- [TASK MATERIAL]:
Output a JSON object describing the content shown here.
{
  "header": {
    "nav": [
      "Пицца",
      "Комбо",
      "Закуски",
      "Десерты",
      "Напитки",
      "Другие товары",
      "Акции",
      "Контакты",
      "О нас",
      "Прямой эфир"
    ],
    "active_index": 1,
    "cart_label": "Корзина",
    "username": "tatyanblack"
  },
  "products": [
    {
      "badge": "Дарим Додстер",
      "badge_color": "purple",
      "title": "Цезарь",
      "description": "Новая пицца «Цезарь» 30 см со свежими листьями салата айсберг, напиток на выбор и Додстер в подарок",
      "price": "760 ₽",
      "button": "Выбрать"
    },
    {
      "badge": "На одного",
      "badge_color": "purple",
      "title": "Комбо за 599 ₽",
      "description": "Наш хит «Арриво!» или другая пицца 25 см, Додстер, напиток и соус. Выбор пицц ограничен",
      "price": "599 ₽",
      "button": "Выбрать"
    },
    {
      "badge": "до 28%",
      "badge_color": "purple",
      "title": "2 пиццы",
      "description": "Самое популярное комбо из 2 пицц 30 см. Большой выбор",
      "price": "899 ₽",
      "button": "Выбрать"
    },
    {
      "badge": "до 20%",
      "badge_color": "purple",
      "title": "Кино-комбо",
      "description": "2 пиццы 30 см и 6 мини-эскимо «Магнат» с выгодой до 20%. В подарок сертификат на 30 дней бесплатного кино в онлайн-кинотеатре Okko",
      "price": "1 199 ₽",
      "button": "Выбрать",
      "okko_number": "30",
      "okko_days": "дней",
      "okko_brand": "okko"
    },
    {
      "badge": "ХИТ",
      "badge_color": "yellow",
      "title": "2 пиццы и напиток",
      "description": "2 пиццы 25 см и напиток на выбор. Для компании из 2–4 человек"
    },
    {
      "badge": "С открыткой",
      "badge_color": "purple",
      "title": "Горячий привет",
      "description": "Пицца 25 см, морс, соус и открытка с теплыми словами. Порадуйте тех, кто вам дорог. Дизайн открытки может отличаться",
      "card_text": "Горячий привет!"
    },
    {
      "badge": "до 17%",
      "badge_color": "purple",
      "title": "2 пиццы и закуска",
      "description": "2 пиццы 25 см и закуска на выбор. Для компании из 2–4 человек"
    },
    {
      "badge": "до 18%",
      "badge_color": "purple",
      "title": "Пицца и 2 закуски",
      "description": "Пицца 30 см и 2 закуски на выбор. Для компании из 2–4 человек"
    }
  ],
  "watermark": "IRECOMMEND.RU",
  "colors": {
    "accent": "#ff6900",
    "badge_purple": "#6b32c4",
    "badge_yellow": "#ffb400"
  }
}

- [WHAT TO WORK ON]: Collect each line holding the string "title".

- [OUTPUT BELOW]:
      "title": "Цезарь",
      "title": "Комбо за 599 ₽",
      "title": "2 пиццы",
      "title": "Кино-комбо",
      "title": "2 пиццы и напиток",
      "title": "Горячий привет",
      "title": "2 пиццы и закуска",
      "title": "Пицца и 2 закуски",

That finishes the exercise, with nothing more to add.